**AVAILABLE DATA:**
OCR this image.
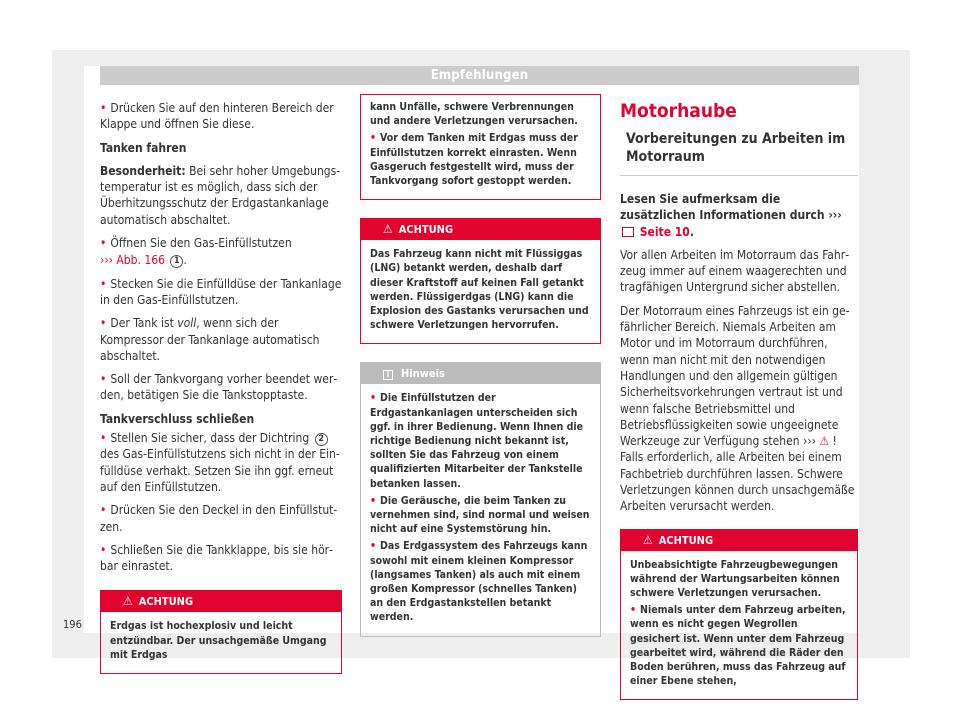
Empfehlungen

• Drücken Sie auf den hinteren Bereich der Klappe und öffnen Sie diese.

Tanken fahren

Besonderheit: Bei sehr hoher Umgebungstemperatur ist es möglich, dass sich der Überhitzungsschutz der Erdgastankanlage automatisch abschaltet.

• Öffnen Sie den Gas-Einfüllstutzen

››› Abb. 166 1 .

• Stecken Sie die Einfülldüse der Tankanlage in den Gas-Einfüllstutzen.

• Der Tank ist voll, wenn sich der Kompressor der Tankanlage automatisch abschaltet.

• Soll der Tankvorgang vorher beendet werden, betätigen Sie die Tankstopptaste.

Tankverschluss schließen

• Stellen Sie sicher, dass der Dichtring 2 des Gas-Einfüllstutzens sich nicht in der Einfülldüse verhakt. Setzen Sie ihn ggf. erneut auf den Einfüllstutzen.

• Drücken Sie den Deckel in den Einfüllstutzen.

• Schließen Sie die Tankklappe, bis sie hörbar einrastet.

⚠ ACHTUNG

Erdgas ist hochexplosiv und leicht entzündbar. Der unsachgemäße Umgang mit Erdgas

kann Unfälle, schwere Verbrennungen und andere Verletzungen verursachen.

• Vor dem Tanken mit Erdgas muss der Einfüllstutzen korrekt einrasten. Wenn Gasgeruch festgestellt wird, muss der Tankvorgang sofort gestoppt werden.

⚠ ACHTUNG

Das Fahrzeug kann nicht mit Flüssiggas (LNG) betankt werden, deshalb darf dieser Kraftstoff auf keinen Fall getankt werden. Flüssigerdgas (LNG) kann die Explosion des Gastanks verursachen und schwere Verletzungen hervorrufen.

i Hinweis

• Die Einfüllstutzen der Erdgastankanlagen unterscheiden sich ggf. in ihrer Bedienung. Wenn Ihnen die richtige Bedienung nicht bekannt ist, sollten Sie das Fahrzeug von einem qualifizierten Mitarbeiter der Tankstelle betanken lassen.

• Die Geräusche, die beim Tanken zu vernehmen sind, sind normal und weisen nicht auf eine Systemstörung hin.

• Das Erdgassystem des Fahrzeugs kann sowohl mit einem kleinen Kompressor (langsames Tanken) als auch mit einem großen Kompressor (schnelles Tanken) an den Erdgastankstellen betankt werden.

Motorhaube
Vorbereitungen zu Arbeiten im Motorraum

Lesen Sie aufmerksam die zusätzlichen Informationen durch ›››  Seite 10.

Vor allen Arbeiten im Motorraum das Fahrzeug immer auf einem waagerechten und tragfähigen Untergrund sicher abstellen.

Der Motorraum eines Fahrzeugs ist ein gefährlicher Bereich. Niemals Arbeiten am Motor und im Motorraum durchführen, wenn man nicht mit den notwendigen Handlungen und den allgemein gültigen Sicherheitsvorkehrungen vertraut ist und wenn falsche Betriebsmittel und Betriebsflüssigkeiten sowie ungeeignete Werkzeuge zur Verfügung stehen ››› ⚠ ! Falls erforderlich, alle Arbeiten bei einem Fachbetrieb durchführen lassen. Schwere Verletzungen können durch unsachgemäße Arbeiten verursacht werden.

⚠ ACHTUNG

Unbeabsichtigte Fahrzeugbewegungen während der Wartungsarbeiten können schwere Verletzungen verursachen.

• Niemals unter dem Fahrzeug arbeiten, wenn es nicht gegen Wegrollen gesichert ist. Wenn unter dem Fahrzeug gearbeitet wird, während die Räder den Boden berühren, muss das Fahrzeug auf einer Ebene stehen,

196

**WORK TO BE COMPLETED:**
Reproduce each line from the records that contains the word "unsachgemäße".

**SOLVED EXERCISE:**
Erdgas ist hochexplosiv und leicht entzündbar. Der unsachgemäße Umgang mit Erdgas
Der Motorraum eines Fahrzeugs ist ein gefährlicher Bereich. Niemals Arbeiten am Motor und im Motorraum durchführen, wenn man nicht mit den notwendigen Handlungen und den allgemein gültigen Sicherheitsvorkehrungen vertraut ist und wenn falsche Betriebsmittel und Betriebsflüssigkeiten sowie ungeeignete Werkzeuge zur Verfügung stehen ››› ⚠ ! Falls erforderlich, alle Arbeiten bei einem Fachbetrieb durchführen lassen. Schwere Verletzungen können durch unsachgemäße Arbeiten verursacht werden.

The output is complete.